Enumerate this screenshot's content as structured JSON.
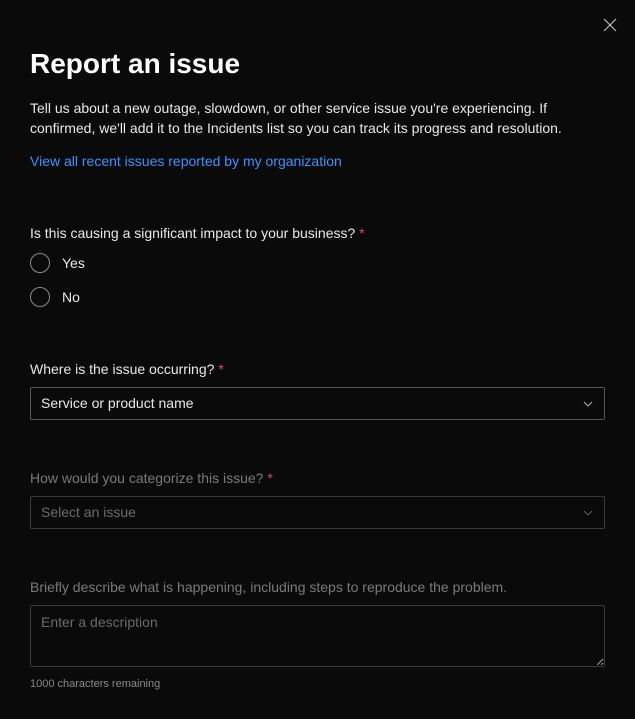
{
  "header": {
    "title": "Report an issue",
    "description": "Tell us about a new outage, slowdown, or other service issue you're experiencing. If confirmed, we'll add it to the Incidents list so you can track its progress and resolution.",
    "link": "View all recent issues reported by my organization"
  },
  "form": {
    "impact": {
      "label": "Is this causing a significant impact to your business?",
      "required": "*",
      "options": {
        "yes": "Yes",
        "no": "No"
      }
    },
    "location": {
      "label": "Where is the issue occurring?",
      "required": "*",
      "placeholder": "Service or product name"
    },
    "category": {
      "label": "How would you categorize this issue?",
      "required": "*",
      "placeholder": "Select an issue"
    },
    "description": {
      "label": "Briefly describe what is happening, including steps to reproduce the problem.",
      "placeholder": "Enter a description",
      "charCount": "1000 characters remaining"
    }
  }
}
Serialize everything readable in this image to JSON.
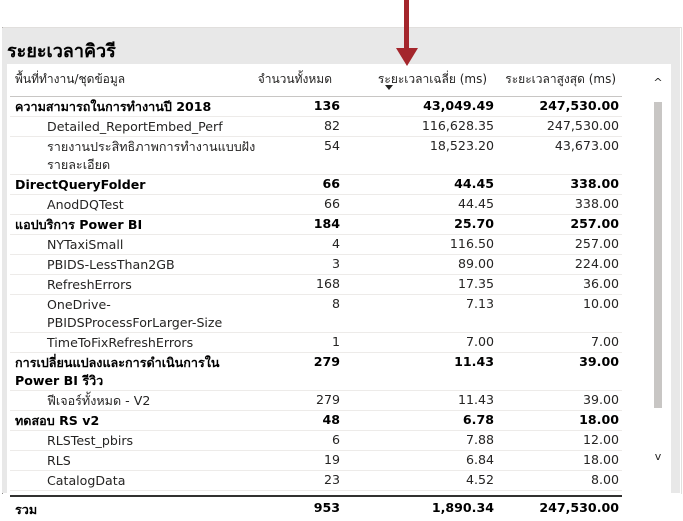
{
  "visual": {
    "title": "ระยะเวลาคิวรี"
  },
  "table": {
    "columns": {
      "name": "พื้นที่ทำงาน/ชุดข้อมูล",
      "count": "จำนวนทั้งหมด",
      "avg": "ระยะเวลาเฉลี่ย (ms)",
      "max": "ระยะเวลาสูงสุด (ms)"
    },
    "sorted_column": "avg",
    "sort_direction": "descending",
    "rows": [
      {
        "level": 0,
        "name": "ความสามารถในการทำงานปี 2018",
        "count": "136",
        "avg": "43,049.49",
        "max": "247,530.00"
      },
      {
        "level": 1,
        "name": "Detailed_ReportEmbed_Perf",
        "count": "82",
        "avg": "116,628.35",
        "max": "247,530.00"
      },
      {
        "level": 1,
        "name": "รายงานประสิทธิภาพการทำงานแบบฝังรายละเอียด",
        "count": "54",
        "avg": "18,523.20",
        "max": "43,673.00"
      },
      {
        "level": 0,
        "name": "DirectQueryFolder",
        "count": "66",
        "avg": "44.45",
        "max": "338.00"
      },
      {
        "level": 1,
        "name": "AnodDQTest",
        "count": "66",
        "avg": "44.45",
        "max": "338.00"
      },
      {
        "level": 0,
        "name": "แอปบริการ Power BI",
        "count": "184",
        "avg": "25.70",
        "max": "257.00"
      },
      {
        "level": 1,
        "name": "NYTaxiSmall",
        "count": "4",
        "avg": "116.50",
        "max": "257.00"
      },
      {
        "level": 1,
        "name": "PBIDS-LessThan2GB",
        "count": "3",
        "avg": "89.00",
        "max": "224.00"
      },
      {
        "level": 1,
        "name": "RefreshErrors",
        "count": "168",
        "avg": "17.35",
        "max": "36.00"
      },
      {
        "level": 1,
        "name": "OneDrive-PBIDSProcessForLarger-Size",
        "count": "8",
        "avg": "7.13",
        "max": "10.00"
      },
      {
        "level": 1,
        "name": "TimeToFixRefreshErrors",
        "count": "1",
        "avg": "7.00",
        "max": "7.00"
      },
      {
        "level": 0,
        "name": "การเปลี่ยนแปลงและการดำเนินการใน Power BI รีวิว",
        "count": "279",
        "avg": "11.43",
        "max": "39.00"
      },
      {
        "level": 1,
        "name": "ฟีเจอร์ทั้งหมด - V2",
        "count": "279",
        "avg": "11.43",
        "max": "39.00"
      },
      {
        "level": 0,
        "name": "ทดสอบ RS v2",
        "count": "48",
        "avg": "6.78",
        "max": "18.00"
      },
      {
        "level": 1,
        "name": "RLSTest_pbirs",
        "count": "6",
        "avg": "7.88",
        "max": "12.00"
      },
      {
        "level": 1,
        "name": "RLS",
        "count": "19",
        "avg": "6.84",
        "max": "18.00"
      },
      {
        "level": 1,
        "name": "CatalogData",
        "count": "23",
        "avg": "4.52",
        "max": "8.00"
      }
    ],
    "total": {
      "name": "รวม",
      "count": "953",
      "avg": "1,890.34",
      "max": "247,530.00"
    }
  },
  "scrollbar": {
    "up_glyph": "^",
    "down_glyph": "v"
  },
  "annotation_color": "#a4262c"
}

# # # #

TASK STATEMENT ::
Filter the records down to the lines that contain the string "label", and copy those lines.

COMPLETE RESPONSE ::
      "label": "Is this causing a significant impact to your business?",
      "label": "Where is the issue occurring?",
      "label": "How would you categorize this issue?",
      "label": "Briefly describe what is happening, including steps to reproduce the problem.",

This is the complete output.